**REQUIRED TASK**
Restate the complete material exactly.

[Structured figure records]
-.-.-

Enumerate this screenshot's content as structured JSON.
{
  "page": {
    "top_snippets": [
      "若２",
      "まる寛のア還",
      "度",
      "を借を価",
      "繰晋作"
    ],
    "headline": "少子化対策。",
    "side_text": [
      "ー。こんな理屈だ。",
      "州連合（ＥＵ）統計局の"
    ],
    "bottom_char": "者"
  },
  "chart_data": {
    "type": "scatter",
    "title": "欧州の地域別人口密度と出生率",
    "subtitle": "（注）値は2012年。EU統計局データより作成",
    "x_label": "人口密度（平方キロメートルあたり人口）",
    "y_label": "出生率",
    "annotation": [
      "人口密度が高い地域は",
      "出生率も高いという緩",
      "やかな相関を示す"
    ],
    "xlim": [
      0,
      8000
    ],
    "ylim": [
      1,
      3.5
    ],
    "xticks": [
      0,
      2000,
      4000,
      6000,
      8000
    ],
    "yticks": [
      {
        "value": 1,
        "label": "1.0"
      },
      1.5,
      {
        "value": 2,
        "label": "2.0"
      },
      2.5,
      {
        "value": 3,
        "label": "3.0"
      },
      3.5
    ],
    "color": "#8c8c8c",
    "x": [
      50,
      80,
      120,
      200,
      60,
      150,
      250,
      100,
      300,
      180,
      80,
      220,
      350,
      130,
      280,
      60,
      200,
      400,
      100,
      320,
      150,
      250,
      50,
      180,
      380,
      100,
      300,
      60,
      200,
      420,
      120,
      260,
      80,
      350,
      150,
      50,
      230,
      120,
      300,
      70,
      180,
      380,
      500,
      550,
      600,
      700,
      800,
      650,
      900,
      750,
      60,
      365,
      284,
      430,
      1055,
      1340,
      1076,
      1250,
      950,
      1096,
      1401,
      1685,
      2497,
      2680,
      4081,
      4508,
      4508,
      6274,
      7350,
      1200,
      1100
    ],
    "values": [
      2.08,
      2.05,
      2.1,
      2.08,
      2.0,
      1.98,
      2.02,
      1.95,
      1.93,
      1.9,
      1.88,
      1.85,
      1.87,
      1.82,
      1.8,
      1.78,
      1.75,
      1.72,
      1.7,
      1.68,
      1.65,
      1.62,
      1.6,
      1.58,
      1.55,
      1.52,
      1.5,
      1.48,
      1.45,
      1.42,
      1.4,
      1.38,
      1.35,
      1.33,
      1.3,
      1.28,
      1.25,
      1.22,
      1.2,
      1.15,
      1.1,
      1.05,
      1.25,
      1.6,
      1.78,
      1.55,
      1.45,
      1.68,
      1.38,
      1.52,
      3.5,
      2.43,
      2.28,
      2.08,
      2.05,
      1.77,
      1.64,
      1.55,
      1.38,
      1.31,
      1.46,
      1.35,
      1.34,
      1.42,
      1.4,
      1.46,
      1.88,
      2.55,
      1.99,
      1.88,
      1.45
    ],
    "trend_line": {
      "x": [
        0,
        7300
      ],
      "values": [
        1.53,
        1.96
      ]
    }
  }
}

-.-.-

**FULL OUTPUT**
Enumerate this screenshot's content as structured JSON.
{
  "page": {
    "top_snippets": [
      "若２",
      "まる寛のア還",
      "度",
      "を借を価",
      "繰晋作"
    ],
    "headline": "少子化対策。",
    "side_text": [
      "ー。こんな理屈だ。",
      "州連合（ＥＵ）統計局の"
    ],
    "bottom_char": "者"
  },
  "chart_data": {
    "type": "scatter",
    "title": "欧州の地域別人口密度と出生率",
    "subtitle": "（注）値は2012年。EU統計局データより作成",
    "x_label": "人口密度（平方キロメートルあたり人口）",
    "y_label": "出生率",
    "annotation": [
      "人口密度が高い地域は",
      "出生率も高いという緩",
      "やかな相関を示す"
    ],
    "xlim": [
      0,
      8000
    ],
    "ylim": [
      1,
      3.5
    ],
    "xticks": [
      0,
      2000,
      4000,
      6000,
      8000
    ],
    "yticks": [
      {
        "value": 1,
        "label": "1.0"
      },
      1.5,
      {
        "value": 2,
        "label": "2.0"
      },
      2.5,
      {
        "value": 3,
        "label": "3.0"
      },
      3.5
    ],
    "color": "#8c8c8c",
    "x": [
      50,
      80,
      120,
      200,
      60,
      150,
      250,
      100,
      300,
      180,
      80,
      220,
      350,
      130,
      280,
      60,
      200,
      400,
      100,
      320,
      150,
      250,
      50,
      180,
      380,
      100,
      300,
      60,
      200,
      420,
      120,
      260,
      80,
      350,
      150,
      50,
      230,
      120,
      300,
      70,
      180,
      380,
      500,
      550,
      600,
      700,
      800,
      650,
      900,
      750,
      60,
      365,
      284,
      430,
      1055,
      1340,
      1076,
      1250,
      950,
      1096,
      1401,
      1685,
      2497,
      2680,
      4081,
      4508,
      4508,
      6274,
      7350,
      1200,
      1100
    ],
    "values": [
      2.08,
      2.05,
      2.1,
      2.08,
      2.0,
      1.98,
      2.02,
      1.95,
      1.93,
      1.9,
      1.88,
      1.85,
      1.87,
      1.82,
      1.8,
      1.78,
      1.75,
      1.72,
      1.7,
      1.68,
      1.65,
      1.62,
      1.6,
      1.58,
      1.55,
      1.52,
      1.5,
      1.48,
      1.45,
      1.42,
      1.4,
      1.38,
      1.35,
      1.33,
      1.3,
      1.28,
      1.25,
      1.22,
      1.2,
      1.15,
      1.1,
      1.05,
      1.25,
      1.6,
      1.78,
      1.55,
      1.45,
      1.68,
      1.38,
      1.52,
      3.5,
      2.43,
      2.28,
      2.08,
      2.05,
      1.77,
      1.64,
      1.55,
      1.38,
      1.31,
      1.46,
      1.35,
      1.34,
      1.42,
      1.4,
      1.46,
      1.88,
      2.55,
      1.99,
      1.88,
      1.45
    ],
    "trend_line": {
      "x": [
        0,
        7300
      ],
      "values": [
        1.53,
        1.96
      ]
    }
  }
}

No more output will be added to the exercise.